### INSTRUCTION:
Check each line of the listing below for the string "data", and copy the ones that have it.

:: RECORDS SUPPLIED ::

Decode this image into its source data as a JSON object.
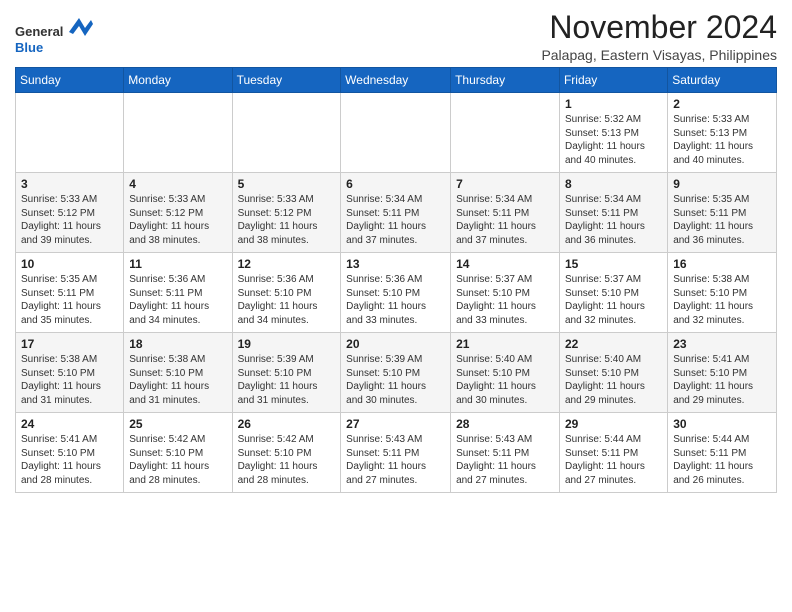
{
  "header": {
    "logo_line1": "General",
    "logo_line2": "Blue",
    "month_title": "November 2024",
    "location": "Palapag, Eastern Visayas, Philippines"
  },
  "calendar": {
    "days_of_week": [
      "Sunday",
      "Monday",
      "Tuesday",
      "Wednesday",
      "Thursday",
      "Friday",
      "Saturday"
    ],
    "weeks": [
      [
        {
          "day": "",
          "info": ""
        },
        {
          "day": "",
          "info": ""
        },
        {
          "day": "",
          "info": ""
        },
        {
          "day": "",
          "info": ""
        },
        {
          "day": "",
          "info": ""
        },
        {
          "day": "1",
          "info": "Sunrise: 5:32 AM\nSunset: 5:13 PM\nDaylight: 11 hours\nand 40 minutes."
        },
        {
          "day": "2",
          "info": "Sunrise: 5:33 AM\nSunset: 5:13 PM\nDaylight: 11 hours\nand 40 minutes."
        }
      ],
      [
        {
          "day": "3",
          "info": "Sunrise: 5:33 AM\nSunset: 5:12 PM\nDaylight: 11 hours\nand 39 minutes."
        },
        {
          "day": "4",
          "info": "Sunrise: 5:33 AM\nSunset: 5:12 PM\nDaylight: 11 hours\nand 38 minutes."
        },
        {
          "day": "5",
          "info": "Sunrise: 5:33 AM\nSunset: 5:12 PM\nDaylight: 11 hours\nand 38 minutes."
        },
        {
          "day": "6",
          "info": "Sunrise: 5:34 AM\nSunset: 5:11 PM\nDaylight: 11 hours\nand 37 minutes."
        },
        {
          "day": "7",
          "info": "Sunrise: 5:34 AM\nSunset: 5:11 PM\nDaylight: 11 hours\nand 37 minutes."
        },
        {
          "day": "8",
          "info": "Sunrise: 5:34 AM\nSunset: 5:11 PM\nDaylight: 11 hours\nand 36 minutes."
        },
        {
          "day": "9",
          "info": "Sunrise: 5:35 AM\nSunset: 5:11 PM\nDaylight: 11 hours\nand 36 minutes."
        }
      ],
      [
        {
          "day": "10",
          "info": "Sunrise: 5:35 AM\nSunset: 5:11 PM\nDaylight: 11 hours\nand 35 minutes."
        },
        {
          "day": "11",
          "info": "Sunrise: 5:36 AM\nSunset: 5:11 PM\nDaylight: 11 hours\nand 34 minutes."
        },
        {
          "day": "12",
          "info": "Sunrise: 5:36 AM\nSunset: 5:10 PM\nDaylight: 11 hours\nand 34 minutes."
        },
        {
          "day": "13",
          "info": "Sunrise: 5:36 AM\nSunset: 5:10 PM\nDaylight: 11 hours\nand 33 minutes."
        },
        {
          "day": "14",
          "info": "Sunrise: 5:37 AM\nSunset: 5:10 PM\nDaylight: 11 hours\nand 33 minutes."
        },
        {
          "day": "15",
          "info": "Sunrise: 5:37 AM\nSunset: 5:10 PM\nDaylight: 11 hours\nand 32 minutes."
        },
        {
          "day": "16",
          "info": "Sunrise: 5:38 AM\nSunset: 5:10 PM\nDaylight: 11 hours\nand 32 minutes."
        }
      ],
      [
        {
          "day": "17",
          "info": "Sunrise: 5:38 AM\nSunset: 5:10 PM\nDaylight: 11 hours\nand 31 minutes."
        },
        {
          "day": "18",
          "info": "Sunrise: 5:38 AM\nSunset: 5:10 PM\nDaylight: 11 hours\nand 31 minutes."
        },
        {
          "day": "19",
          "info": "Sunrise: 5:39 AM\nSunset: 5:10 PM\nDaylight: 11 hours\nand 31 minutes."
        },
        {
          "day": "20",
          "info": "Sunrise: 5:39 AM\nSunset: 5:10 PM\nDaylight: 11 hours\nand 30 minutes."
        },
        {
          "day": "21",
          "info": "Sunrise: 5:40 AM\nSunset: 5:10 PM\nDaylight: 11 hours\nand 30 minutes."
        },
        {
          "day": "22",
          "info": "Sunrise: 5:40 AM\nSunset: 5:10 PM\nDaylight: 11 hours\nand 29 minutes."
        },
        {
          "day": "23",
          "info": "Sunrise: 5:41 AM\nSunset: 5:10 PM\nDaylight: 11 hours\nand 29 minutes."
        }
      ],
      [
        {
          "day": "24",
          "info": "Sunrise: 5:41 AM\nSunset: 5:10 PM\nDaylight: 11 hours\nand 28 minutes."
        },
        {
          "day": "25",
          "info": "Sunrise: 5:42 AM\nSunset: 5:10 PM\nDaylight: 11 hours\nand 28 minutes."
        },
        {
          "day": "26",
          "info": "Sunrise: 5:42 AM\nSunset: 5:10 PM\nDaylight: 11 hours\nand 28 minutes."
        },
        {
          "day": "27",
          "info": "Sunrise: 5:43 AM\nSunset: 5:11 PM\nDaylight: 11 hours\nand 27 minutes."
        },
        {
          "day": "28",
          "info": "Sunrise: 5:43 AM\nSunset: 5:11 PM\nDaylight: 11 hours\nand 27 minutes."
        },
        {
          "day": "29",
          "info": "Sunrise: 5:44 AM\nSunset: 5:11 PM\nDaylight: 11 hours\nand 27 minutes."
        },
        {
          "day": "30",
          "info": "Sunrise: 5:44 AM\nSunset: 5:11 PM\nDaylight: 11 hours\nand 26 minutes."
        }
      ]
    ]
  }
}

:::
:: RECORDS SUPPLIED ::

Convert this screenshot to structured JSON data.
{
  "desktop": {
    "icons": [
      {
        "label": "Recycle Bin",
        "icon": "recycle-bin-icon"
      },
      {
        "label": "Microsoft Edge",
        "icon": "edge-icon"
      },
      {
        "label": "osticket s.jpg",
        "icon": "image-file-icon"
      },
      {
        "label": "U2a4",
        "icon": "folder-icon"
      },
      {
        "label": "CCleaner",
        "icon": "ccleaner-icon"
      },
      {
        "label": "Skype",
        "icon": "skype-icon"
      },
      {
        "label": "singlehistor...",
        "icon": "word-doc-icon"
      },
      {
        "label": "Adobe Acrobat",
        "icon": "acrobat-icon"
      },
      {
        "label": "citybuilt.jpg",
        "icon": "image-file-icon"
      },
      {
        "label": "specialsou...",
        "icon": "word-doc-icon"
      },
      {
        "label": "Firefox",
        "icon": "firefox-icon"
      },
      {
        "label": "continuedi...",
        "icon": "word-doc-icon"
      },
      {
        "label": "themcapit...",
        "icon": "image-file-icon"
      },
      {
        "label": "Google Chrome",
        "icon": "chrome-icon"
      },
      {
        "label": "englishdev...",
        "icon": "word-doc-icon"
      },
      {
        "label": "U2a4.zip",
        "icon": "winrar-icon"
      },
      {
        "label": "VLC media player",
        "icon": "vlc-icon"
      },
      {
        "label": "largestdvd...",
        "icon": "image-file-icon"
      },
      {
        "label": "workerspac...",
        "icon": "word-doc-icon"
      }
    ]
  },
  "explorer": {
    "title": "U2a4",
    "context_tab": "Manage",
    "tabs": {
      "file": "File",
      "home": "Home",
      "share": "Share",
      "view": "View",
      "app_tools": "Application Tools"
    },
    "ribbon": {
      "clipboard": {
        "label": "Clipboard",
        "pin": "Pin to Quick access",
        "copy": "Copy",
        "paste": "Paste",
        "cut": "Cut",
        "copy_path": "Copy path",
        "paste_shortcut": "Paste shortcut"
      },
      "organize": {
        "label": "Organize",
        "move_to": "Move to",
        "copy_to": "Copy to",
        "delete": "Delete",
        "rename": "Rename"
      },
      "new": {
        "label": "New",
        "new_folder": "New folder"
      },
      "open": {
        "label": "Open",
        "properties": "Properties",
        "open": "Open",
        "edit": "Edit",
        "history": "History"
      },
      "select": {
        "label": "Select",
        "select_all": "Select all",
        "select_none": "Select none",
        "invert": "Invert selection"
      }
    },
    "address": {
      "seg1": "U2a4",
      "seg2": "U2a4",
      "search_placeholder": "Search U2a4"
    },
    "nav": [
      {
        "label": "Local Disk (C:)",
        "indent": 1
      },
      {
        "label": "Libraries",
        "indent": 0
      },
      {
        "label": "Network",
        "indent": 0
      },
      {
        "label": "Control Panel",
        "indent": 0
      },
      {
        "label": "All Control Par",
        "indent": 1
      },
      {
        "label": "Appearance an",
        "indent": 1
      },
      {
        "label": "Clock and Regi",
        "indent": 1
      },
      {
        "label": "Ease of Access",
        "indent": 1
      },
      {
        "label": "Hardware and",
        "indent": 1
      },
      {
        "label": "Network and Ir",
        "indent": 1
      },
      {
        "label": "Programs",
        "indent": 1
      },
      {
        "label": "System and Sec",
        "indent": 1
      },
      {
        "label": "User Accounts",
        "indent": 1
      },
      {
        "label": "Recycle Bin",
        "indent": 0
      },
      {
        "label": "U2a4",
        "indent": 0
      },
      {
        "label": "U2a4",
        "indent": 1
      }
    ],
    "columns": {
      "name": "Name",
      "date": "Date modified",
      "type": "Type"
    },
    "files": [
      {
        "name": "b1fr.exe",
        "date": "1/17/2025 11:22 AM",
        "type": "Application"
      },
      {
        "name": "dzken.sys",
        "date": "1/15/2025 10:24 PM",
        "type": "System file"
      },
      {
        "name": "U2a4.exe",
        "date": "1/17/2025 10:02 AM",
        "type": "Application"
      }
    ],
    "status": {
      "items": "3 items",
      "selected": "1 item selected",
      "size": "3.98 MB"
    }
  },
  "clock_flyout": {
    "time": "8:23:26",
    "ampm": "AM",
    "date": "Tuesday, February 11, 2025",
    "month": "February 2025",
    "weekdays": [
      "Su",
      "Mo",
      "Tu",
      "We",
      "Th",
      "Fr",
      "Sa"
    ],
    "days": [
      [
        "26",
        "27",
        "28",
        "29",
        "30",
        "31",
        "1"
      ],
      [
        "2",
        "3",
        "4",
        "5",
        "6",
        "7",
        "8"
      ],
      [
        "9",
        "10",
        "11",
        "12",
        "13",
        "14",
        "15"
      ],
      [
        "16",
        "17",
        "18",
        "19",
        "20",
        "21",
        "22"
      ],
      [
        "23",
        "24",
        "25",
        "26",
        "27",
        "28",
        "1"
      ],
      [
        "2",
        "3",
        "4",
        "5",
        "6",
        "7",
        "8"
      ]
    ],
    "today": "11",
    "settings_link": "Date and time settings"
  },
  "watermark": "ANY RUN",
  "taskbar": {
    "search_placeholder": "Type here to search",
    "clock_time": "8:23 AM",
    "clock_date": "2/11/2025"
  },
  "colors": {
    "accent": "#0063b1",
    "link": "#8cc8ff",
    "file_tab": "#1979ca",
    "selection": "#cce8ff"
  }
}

:::

### TASK RESULT:
Decode this image into its source data as a JSON object.
Convert this screenshot to structured JSON data.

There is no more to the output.